(Extracted data entries)
- - - - - - -

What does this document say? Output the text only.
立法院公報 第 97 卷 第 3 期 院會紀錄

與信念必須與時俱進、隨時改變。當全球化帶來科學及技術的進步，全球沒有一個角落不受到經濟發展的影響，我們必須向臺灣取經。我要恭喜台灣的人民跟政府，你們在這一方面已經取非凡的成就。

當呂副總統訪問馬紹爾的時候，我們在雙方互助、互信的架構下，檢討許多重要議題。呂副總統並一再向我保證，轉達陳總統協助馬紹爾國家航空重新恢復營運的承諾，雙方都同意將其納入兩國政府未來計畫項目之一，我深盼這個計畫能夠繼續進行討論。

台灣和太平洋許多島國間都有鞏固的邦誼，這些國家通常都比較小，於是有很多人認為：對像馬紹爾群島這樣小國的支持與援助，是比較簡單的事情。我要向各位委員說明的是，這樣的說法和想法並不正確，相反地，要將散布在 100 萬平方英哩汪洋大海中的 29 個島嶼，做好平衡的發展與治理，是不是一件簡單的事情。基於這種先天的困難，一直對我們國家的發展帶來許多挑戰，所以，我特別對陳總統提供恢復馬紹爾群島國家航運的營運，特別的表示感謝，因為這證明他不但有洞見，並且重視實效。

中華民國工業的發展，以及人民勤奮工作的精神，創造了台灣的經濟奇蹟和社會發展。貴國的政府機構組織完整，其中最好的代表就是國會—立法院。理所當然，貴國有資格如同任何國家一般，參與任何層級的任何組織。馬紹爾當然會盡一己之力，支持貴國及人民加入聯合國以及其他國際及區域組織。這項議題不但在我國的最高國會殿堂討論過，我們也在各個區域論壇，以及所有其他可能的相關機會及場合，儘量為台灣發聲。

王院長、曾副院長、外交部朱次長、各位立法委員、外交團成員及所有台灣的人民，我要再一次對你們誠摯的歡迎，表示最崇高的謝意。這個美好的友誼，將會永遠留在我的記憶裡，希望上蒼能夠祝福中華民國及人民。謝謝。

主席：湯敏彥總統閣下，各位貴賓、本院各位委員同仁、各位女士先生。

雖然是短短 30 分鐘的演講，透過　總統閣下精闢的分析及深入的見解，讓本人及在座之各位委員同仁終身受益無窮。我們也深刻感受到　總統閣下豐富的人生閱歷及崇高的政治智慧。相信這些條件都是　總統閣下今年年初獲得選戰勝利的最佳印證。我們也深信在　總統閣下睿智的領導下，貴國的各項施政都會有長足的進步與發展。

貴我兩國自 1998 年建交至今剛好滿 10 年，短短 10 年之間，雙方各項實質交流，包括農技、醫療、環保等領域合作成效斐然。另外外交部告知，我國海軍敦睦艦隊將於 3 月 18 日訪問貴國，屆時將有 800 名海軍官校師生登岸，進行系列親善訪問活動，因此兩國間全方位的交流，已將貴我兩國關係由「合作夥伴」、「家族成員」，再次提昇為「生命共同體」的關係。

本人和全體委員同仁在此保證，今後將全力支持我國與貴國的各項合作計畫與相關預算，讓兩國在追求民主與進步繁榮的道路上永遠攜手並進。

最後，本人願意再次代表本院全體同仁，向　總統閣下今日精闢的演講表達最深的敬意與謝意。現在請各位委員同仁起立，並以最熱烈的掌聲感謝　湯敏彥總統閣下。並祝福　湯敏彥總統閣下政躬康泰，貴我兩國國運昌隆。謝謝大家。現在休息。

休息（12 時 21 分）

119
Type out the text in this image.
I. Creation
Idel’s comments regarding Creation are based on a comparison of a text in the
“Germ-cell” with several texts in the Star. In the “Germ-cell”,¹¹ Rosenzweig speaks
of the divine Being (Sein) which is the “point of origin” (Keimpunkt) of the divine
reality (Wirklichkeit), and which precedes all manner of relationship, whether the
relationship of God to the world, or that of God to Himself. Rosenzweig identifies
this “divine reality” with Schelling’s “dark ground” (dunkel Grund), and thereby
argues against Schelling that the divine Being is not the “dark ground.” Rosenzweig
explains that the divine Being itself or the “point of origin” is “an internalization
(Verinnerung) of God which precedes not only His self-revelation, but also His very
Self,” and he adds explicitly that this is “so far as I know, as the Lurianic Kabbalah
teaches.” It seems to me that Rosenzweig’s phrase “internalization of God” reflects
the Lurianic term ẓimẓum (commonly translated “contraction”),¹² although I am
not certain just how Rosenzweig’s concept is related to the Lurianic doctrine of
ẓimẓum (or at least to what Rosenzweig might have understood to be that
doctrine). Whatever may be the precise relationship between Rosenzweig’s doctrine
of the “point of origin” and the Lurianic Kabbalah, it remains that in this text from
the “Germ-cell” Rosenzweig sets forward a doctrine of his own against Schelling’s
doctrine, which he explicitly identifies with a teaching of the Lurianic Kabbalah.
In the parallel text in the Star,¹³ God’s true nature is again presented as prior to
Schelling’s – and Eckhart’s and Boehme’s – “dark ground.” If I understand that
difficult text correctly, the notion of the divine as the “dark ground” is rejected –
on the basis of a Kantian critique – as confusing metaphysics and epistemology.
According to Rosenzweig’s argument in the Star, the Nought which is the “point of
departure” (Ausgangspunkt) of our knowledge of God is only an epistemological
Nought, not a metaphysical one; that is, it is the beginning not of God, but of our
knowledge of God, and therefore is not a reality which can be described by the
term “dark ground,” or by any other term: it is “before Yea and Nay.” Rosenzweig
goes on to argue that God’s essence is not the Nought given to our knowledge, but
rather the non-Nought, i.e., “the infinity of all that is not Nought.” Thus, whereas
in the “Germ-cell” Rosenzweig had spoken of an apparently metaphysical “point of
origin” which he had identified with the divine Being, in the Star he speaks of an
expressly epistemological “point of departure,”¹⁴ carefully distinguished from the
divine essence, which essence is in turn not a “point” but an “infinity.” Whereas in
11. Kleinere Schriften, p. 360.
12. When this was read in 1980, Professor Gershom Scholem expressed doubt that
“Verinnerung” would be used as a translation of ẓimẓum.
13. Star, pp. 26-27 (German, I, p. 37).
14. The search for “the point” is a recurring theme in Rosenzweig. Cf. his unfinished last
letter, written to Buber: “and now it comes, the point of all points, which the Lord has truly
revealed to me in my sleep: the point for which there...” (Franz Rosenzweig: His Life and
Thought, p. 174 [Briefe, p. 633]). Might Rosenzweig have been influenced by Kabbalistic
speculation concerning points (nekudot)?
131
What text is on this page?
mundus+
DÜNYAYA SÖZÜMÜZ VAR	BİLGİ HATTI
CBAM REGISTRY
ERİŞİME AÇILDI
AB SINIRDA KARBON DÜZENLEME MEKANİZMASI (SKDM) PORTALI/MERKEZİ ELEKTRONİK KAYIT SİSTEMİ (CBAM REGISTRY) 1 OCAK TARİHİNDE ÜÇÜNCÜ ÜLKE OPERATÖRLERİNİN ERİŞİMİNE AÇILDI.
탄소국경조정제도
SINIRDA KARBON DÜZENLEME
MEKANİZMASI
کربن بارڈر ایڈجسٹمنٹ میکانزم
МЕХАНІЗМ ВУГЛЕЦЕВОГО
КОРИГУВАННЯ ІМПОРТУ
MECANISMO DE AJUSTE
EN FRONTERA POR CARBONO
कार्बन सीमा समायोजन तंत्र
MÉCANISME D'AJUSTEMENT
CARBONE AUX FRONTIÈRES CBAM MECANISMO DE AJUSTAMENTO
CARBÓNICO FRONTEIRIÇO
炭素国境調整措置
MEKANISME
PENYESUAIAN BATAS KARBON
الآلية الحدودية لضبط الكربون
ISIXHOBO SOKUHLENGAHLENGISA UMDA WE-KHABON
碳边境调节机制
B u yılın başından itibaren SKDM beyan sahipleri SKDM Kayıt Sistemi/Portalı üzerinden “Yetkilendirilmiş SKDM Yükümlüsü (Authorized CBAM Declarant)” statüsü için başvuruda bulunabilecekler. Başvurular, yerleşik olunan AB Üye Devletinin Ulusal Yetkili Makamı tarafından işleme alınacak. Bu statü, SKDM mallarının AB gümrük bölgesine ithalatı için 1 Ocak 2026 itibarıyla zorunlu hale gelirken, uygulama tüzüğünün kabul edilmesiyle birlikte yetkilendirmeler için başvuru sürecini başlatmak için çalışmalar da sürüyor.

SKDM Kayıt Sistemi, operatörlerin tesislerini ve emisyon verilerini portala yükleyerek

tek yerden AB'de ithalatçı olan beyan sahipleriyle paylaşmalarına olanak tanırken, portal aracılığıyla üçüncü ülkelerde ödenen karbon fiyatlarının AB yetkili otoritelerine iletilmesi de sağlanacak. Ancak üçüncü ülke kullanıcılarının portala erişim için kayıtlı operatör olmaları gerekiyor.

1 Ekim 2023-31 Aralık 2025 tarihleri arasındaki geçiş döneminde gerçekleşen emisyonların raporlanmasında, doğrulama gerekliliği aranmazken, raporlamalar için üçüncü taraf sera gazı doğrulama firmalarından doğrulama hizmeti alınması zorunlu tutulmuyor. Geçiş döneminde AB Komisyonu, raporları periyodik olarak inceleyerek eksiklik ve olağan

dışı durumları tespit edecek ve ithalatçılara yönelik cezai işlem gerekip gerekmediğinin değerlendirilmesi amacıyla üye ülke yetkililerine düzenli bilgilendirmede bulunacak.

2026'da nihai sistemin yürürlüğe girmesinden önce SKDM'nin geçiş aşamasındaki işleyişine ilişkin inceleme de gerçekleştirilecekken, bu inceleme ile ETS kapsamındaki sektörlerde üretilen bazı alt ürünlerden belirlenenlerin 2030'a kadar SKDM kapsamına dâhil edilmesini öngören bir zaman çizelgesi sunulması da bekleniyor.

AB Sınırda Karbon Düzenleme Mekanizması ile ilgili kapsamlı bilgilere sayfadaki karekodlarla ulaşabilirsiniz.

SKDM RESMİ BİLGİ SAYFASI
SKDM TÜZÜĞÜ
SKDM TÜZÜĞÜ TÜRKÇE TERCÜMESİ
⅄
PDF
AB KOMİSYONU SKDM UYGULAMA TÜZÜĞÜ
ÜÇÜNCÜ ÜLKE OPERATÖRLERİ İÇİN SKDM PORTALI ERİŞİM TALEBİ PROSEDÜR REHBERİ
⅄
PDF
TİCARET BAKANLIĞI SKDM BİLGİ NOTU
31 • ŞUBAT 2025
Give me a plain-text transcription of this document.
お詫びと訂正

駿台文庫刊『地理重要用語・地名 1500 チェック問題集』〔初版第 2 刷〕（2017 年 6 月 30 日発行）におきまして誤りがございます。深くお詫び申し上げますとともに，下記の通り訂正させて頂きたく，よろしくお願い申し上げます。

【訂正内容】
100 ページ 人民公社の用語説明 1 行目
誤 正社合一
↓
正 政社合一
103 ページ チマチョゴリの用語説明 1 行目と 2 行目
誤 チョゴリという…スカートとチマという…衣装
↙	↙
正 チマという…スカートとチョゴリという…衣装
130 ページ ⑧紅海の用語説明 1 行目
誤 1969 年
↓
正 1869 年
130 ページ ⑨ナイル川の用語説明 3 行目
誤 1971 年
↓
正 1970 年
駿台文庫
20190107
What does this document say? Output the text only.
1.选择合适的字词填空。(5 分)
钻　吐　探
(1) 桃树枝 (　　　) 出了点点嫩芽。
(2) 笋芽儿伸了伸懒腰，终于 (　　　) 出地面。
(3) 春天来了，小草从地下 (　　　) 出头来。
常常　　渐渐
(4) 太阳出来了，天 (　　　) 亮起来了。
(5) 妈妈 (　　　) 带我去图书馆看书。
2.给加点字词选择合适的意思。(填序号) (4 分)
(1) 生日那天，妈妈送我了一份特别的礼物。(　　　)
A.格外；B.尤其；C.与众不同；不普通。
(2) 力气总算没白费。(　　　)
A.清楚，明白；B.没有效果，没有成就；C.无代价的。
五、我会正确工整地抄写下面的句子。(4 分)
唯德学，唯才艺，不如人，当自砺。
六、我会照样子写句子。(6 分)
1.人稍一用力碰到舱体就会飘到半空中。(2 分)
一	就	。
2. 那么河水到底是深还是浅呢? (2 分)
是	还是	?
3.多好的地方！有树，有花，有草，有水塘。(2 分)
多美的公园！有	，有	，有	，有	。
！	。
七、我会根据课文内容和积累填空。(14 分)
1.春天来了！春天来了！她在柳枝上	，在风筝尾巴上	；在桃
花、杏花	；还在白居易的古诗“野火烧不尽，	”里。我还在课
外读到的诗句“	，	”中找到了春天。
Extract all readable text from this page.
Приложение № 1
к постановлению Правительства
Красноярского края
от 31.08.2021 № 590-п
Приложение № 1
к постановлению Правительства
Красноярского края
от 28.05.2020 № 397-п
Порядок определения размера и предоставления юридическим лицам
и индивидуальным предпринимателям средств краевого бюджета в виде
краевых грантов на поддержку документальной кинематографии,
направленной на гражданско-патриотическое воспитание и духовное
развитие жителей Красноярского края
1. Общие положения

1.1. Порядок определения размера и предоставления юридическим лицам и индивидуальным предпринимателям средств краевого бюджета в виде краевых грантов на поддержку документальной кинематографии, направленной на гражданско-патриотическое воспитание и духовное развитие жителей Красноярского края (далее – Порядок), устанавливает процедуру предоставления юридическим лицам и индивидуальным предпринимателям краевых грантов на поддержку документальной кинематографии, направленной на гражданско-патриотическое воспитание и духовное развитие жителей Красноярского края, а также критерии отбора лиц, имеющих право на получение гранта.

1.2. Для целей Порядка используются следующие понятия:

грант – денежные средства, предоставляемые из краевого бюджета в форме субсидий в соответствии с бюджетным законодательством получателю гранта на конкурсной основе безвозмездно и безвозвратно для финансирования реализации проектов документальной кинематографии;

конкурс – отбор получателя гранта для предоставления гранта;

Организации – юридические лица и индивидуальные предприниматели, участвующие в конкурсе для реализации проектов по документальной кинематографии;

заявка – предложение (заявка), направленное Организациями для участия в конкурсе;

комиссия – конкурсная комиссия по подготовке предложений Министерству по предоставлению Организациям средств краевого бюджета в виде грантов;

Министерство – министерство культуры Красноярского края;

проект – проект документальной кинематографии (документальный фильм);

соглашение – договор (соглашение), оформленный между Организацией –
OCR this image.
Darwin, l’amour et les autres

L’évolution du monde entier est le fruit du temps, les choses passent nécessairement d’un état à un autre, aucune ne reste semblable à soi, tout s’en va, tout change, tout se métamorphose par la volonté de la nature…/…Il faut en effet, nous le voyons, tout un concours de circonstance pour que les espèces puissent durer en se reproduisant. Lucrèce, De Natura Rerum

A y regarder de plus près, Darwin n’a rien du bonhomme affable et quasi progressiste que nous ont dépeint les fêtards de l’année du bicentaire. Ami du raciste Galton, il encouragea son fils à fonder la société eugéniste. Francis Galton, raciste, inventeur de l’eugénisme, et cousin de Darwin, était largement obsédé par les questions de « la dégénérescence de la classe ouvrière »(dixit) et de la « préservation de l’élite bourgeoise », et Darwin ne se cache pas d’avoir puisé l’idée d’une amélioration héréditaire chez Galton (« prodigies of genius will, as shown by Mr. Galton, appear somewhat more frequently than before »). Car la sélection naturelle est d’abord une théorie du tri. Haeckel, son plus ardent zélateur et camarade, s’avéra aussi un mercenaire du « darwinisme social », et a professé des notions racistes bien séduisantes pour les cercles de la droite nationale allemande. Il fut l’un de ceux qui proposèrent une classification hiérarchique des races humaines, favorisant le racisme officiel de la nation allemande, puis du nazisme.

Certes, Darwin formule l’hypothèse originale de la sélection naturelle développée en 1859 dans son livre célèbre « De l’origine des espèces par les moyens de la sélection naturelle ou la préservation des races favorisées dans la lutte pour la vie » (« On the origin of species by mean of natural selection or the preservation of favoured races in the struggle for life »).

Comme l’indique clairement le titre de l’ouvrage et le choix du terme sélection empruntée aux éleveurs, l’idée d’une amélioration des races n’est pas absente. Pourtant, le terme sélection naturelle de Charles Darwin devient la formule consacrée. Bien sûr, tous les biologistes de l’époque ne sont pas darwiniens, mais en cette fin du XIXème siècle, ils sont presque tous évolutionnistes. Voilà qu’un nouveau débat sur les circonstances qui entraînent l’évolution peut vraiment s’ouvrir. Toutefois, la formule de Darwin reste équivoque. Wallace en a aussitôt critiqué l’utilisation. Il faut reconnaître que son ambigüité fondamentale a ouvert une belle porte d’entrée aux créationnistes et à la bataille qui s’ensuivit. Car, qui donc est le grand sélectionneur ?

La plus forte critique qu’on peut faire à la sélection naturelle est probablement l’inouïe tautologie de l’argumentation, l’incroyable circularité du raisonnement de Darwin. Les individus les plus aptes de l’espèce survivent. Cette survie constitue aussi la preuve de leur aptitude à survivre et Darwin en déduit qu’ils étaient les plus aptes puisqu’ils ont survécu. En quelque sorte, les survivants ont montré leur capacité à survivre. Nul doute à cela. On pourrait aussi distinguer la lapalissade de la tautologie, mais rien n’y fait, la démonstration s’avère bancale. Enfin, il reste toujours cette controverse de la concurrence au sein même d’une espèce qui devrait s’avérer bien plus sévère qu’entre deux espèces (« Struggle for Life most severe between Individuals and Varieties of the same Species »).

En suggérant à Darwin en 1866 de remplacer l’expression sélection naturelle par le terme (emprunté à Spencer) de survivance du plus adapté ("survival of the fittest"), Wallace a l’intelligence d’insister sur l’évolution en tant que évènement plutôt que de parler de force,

- - - - - - -

Copy each line above that contains the string "against".

argues against Schelling that the divine Being is not the “dark ground.” Rosenzweig
the “Germ-cell” Rosenzweig sets forward a doctrine of his own against Schelling’s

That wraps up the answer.